▸ **Source material**:
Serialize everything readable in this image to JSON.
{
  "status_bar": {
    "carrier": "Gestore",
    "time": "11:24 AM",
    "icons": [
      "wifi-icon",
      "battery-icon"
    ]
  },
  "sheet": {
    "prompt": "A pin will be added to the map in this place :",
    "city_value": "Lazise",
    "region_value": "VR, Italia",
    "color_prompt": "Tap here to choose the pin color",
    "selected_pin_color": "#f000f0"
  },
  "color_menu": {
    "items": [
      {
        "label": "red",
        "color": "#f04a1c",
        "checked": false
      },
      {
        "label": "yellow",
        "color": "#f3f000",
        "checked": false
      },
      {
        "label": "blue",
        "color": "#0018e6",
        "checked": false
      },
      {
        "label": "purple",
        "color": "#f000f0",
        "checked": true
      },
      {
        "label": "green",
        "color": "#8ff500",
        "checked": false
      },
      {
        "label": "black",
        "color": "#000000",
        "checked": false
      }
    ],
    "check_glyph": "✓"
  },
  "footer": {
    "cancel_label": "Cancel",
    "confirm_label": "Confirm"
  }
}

▸ **Work instructions**: Copy out each line exactly as written.

▸ **Problem solution**:
Serialize everything readable in this image to JSON.
{
  "status_bar": {
    "carrier": "Gestore",
    "time": "11:24 AM",
    "icons": [
      "wifi-icon",
      "battery-icon"
    ]
  },
  "sheet": {
    "prompt": "A pin will be added to the map in this place :",
    "city_value": "Lazise",
    "region_value": "VR, Italia",
    "color_prompt": "Tap here to choose the pin color",
    "selected_pin_color": "#f000f0"
  },
  "color_menu": {
    "items": [
      {
        "label": "red",
        "color": "#f04a1c",
        "checked": false
      },
      {
        "label": "yellow",
        "color": "#f3f000",
        "checked": false
      },
      {
        "label": "blue",
        "color": "#0018e6",
        "checked": false
      },
      {
        "label": "purple",
        "color": "#f000f0",
        "checked": true
      },
      {
        "label": "green",
        "color": "#8ff500",
        "checked": false
      },
      {
        "label": "black",
        "color": "#000000",
        "checked": false
      }
    ],
    "check_glyph": "✓"
  },
  "footer": {
    "cancel_label": "Cancel",
    "confirm_label": "Confirm"
  }
}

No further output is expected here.